* _Goal of the exercise_
State how many of the rows below contain the string "range", treating uppercase and lowercase letters as different. Give only the number.

* _Excerpts from a layout annotation set_
☆ ☆ ☆

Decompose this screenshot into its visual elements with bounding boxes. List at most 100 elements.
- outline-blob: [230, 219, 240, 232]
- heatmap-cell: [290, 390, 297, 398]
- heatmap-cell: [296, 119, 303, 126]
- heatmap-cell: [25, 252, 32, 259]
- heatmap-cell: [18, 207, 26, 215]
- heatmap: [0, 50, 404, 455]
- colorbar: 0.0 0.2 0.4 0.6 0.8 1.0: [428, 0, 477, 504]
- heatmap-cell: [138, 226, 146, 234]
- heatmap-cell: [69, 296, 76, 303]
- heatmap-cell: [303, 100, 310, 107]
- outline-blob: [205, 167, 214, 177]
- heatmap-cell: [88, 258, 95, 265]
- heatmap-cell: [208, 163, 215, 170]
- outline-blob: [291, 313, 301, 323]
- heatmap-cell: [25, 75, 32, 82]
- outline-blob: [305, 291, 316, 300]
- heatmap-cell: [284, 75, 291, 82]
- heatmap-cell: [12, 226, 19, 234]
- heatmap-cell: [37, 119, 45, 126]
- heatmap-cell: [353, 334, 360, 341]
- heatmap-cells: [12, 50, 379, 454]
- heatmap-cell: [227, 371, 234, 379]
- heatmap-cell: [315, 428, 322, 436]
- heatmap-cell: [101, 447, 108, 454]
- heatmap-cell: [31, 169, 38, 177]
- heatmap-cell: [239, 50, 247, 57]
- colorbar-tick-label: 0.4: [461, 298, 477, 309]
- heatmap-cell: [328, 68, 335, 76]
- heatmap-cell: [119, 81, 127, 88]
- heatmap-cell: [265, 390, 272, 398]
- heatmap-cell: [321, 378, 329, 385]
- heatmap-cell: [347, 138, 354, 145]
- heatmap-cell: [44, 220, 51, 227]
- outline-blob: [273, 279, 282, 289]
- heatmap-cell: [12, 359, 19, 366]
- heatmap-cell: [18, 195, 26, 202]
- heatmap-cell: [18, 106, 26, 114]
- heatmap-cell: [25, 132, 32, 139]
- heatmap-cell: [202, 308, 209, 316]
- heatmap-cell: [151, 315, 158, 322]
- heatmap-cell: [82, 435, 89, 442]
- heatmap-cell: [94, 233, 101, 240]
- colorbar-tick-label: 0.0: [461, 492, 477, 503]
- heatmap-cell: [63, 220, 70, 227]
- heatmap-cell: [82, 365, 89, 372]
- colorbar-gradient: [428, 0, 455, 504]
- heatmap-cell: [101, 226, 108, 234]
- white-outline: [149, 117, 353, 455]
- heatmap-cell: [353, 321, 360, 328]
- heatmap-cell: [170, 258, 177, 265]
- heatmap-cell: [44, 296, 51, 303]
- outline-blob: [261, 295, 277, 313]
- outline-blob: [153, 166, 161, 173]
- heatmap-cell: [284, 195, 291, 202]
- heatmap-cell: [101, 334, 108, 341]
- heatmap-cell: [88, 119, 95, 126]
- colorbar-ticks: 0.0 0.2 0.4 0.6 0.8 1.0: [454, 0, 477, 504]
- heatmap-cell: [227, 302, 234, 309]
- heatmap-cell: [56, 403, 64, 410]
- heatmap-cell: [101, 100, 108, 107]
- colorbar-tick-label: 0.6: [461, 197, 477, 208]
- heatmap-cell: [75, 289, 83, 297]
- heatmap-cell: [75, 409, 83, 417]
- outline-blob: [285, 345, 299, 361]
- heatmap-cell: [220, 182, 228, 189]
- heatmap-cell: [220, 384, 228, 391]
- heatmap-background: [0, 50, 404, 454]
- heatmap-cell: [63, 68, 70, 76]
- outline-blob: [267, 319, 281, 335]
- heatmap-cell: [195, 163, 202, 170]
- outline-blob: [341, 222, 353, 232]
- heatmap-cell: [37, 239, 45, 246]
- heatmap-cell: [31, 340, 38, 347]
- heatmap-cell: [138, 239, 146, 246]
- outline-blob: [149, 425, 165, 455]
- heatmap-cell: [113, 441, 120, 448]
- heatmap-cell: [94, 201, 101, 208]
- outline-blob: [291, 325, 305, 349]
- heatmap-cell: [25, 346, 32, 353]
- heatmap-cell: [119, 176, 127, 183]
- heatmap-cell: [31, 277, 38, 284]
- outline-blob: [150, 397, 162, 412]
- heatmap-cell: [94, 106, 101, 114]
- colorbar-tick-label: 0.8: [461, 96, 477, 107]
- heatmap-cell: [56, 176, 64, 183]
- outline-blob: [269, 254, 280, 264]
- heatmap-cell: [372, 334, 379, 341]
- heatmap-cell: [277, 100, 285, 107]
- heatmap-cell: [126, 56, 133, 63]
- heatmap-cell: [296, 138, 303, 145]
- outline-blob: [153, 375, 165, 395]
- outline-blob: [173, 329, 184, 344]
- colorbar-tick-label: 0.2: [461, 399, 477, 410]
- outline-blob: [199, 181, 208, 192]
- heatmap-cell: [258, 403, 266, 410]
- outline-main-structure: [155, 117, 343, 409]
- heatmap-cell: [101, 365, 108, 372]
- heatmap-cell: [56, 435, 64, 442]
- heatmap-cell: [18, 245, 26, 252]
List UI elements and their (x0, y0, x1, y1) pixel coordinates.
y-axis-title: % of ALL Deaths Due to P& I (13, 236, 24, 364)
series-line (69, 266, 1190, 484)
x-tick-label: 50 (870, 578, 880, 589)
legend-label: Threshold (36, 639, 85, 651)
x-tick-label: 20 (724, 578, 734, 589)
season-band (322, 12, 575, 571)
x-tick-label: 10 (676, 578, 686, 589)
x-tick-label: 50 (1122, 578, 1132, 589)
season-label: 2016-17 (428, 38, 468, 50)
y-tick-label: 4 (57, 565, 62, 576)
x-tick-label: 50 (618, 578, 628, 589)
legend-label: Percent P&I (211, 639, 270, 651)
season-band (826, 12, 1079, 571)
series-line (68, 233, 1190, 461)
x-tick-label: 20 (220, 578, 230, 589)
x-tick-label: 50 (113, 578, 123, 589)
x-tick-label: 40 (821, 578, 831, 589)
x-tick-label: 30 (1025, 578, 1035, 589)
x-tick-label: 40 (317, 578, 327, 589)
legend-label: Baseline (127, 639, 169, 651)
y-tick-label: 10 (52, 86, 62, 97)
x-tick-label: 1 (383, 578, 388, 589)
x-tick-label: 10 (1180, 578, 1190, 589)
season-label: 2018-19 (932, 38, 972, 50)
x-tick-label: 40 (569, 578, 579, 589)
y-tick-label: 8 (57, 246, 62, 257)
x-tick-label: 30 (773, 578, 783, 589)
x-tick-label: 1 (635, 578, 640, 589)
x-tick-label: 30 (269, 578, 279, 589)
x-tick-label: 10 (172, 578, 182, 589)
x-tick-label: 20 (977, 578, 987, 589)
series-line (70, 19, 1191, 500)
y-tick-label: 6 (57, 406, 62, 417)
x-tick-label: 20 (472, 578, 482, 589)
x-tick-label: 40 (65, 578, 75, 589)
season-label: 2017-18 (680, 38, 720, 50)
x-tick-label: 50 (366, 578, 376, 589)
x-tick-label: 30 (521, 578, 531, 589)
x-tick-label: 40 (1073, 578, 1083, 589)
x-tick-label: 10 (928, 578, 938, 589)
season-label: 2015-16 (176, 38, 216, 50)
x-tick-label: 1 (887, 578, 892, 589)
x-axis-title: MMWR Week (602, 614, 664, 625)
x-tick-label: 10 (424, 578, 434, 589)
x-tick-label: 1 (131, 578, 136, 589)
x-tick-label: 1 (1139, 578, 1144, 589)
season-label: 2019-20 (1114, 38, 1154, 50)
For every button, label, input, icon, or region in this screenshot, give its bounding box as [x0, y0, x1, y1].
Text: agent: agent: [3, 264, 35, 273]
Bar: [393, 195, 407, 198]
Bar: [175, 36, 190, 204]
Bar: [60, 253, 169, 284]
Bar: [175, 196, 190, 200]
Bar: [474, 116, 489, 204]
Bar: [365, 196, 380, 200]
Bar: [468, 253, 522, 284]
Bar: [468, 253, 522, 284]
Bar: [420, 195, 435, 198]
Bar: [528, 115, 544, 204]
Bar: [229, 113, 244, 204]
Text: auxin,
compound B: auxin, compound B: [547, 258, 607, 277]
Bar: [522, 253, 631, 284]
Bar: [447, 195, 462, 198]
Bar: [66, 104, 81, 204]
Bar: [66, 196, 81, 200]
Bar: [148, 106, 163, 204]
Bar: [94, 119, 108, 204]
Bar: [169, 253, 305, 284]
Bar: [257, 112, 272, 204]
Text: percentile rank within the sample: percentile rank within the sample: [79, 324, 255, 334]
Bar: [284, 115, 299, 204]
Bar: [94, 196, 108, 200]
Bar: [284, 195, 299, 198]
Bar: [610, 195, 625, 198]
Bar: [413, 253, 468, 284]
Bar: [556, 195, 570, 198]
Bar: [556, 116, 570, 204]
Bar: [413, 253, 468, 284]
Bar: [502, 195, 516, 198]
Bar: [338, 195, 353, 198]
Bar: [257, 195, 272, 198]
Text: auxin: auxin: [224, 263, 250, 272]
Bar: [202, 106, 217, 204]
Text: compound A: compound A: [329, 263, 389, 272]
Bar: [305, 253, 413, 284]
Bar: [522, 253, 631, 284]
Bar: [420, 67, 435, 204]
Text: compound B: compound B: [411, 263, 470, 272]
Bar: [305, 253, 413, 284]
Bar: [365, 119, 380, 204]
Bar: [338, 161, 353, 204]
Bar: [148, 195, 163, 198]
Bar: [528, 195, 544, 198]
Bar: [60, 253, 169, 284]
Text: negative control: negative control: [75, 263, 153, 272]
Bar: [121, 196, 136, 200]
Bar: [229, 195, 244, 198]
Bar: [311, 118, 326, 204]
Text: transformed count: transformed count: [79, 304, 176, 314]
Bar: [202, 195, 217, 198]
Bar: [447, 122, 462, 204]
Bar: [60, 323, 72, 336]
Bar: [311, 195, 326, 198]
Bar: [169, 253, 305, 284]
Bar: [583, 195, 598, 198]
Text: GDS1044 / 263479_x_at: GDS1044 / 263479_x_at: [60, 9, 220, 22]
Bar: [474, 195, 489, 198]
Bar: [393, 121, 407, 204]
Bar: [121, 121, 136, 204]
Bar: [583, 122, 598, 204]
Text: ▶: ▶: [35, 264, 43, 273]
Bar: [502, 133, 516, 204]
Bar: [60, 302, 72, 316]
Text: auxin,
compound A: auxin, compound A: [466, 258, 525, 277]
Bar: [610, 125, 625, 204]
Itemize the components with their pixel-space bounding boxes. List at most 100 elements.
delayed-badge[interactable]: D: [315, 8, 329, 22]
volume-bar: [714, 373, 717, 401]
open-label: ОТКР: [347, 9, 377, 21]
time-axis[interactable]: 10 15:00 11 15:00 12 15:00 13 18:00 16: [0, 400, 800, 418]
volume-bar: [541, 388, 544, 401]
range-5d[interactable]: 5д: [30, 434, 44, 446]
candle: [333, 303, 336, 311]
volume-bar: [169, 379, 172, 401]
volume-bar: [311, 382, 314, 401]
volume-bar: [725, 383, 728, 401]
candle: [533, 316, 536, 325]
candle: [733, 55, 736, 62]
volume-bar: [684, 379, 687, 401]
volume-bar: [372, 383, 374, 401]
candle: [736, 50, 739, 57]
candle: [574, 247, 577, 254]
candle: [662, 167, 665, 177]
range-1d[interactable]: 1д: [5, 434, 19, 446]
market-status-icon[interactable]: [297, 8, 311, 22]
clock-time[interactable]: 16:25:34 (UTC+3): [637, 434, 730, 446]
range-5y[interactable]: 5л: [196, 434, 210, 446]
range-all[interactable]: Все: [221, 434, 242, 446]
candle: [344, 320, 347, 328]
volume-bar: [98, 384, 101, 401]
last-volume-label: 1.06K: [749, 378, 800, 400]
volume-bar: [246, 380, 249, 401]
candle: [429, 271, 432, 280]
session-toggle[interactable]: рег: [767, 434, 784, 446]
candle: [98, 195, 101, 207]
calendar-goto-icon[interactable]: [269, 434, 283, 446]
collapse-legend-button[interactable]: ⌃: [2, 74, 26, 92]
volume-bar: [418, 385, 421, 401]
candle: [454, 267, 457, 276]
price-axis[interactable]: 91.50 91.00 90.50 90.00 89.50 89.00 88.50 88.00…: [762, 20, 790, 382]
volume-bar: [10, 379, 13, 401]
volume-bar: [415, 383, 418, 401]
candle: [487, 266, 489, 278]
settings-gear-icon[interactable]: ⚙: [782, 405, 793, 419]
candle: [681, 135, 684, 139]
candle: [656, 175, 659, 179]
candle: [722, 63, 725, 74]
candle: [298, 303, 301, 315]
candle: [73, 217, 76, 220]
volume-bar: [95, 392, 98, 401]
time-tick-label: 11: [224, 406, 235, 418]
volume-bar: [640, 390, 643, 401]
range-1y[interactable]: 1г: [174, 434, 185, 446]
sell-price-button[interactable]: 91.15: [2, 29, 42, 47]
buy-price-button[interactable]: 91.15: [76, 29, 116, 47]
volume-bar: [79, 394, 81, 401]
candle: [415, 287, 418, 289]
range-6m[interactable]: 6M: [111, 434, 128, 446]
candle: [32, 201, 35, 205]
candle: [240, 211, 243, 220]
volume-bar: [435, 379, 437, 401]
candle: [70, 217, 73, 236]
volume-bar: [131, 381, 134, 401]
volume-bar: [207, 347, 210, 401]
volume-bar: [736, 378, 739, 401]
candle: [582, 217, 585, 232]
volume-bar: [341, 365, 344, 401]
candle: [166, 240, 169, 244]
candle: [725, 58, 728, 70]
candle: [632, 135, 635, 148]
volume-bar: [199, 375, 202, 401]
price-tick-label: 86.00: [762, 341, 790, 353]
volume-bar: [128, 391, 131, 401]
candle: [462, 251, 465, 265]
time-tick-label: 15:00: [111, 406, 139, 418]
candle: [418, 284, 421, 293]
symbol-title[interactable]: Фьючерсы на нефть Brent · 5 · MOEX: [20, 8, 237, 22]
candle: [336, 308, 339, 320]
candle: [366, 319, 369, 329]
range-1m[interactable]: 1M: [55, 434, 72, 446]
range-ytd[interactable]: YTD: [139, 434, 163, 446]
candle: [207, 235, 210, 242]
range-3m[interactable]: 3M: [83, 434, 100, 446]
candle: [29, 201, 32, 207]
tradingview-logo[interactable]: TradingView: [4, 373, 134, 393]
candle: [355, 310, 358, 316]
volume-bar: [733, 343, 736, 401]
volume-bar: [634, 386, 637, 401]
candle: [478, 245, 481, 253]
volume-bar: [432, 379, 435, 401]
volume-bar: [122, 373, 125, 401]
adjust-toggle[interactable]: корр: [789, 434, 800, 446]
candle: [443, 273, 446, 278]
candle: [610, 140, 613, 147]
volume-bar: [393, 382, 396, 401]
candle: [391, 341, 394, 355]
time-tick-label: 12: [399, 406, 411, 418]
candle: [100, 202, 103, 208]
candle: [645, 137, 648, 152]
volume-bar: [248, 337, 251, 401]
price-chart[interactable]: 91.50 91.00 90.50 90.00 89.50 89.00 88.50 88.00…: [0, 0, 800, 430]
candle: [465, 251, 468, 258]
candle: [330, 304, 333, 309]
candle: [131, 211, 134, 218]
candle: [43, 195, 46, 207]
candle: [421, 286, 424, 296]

☆ ☆ ☆

* _Output_
9